┌─ PROVIDED ENTRIES

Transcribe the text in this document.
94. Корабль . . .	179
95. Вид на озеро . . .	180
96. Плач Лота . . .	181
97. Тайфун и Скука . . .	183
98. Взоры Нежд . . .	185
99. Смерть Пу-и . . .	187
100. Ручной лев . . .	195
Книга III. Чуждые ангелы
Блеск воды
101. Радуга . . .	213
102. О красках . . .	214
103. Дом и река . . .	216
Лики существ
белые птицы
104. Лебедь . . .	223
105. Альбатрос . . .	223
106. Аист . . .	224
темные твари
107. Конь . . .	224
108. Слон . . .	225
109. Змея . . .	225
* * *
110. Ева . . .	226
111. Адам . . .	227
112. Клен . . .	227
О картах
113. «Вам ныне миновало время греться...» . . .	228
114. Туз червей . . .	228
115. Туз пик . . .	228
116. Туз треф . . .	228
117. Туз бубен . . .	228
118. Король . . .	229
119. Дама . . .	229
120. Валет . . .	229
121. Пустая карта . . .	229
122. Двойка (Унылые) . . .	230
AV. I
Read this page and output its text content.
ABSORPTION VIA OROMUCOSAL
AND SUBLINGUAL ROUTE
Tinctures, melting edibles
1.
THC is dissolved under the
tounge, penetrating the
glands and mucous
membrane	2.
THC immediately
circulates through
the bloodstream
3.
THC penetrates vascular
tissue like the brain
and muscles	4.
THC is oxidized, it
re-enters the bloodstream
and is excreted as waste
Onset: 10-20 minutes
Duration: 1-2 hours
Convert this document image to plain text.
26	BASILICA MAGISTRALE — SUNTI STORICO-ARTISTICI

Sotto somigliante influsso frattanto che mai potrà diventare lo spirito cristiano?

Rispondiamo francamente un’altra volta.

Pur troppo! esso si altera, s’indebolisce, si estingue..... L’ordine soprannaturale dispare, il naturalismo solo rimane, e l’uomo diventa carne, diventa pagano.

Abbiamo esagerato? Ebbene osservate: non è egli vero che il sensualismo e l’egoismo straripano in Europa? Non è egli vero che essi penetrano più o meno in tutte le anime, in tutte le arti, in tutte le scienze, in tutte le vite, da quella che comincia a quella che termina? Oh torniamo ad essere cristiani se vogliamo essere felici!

└─

Exactly reproduce every record.

◆ **THE ANSWER**:
Transcribe the text in this document.
94. Корабль . . .	179
95. Вид на озеро . . .	180
96. Плач Лота . . .	181
97. Тайфун и Скука . . .	183
98. Взоры Нежд . . .	185
99. Смерть Пу-и . . .	187
100. Ручной лев . . .	195
Книга III. Чуждые ангелы
Блеск воды
101. Радуга . . .	213
102. О красках . . .	214
103. Дом и река . . .	216
Лики существ
белые птицы
104. Лебедь . . .	223
105. Альбатрос . . .	223
106. Аист . . .	224
темные твари
107. Конь . . .	224
108. Слон . . .	225
109. Змея . . .	225
* * *
110. Ева . . .	226
111. Адам . . .	227
112. Клен . . .	227
О картах
113. «Вам ныне миновало время греться...» . . .	228
114. Туз червей . . .	228
115. Туз пик . . .	228
116. Туз треф . . .	228
117. Туз бубен . . .	228
118. Король . . .	229
119. Дама . . .	229
120. Валет . . .	229
121. Пустая карта . . .	229
122. Двойка (Унылые) . . .	230
AV. I
Read this page and output its text content.
ABSORPTION VIA OROMUCOSAL
AND SUBLINGUAL ROUTE
Tinctures, melting edibles
1.
THC is dissolved under the
tounge, penetrating the
glands and mucous
membrane	2.
THC immediately
circulates through
the bloodstream
3.
THC penetrates vascular
tissue like the brain
and muscles	4.
THC is oxidized, it
re-enters the bloodstream
and is excreted as waste
Onset: 10-20 minutes
Duration: 1-2 hours
Convert this document image to plain text.
26	BASILICA MAGISTRALE — SUNTI STORICO-ARTISTICI

Sotto somigliante influsso frattanto che mai potrà diventare lo spirito cristiano?

Rispondiamo francamente un’altra volta.

Pur troppo! esso si altera, s’indebolisce, si estingue..... L’ordine soprannaturale dispare, il naturalismo solo rimane, e l’uomo diventa carne, diventa pagano.

Abbiamo esagerato? Ebbene osservate: non è egli vero che il sensualismo e l’egoismo straripano in Europa? Non è egli vero che essi penetrano più o meno in tutte le anime, in tutte le arti, in tutte le scienze, in tutte le vite, da quella che comincia a quella che termina? Oh torniamo ad essere cristiani se vogliamo essere felici!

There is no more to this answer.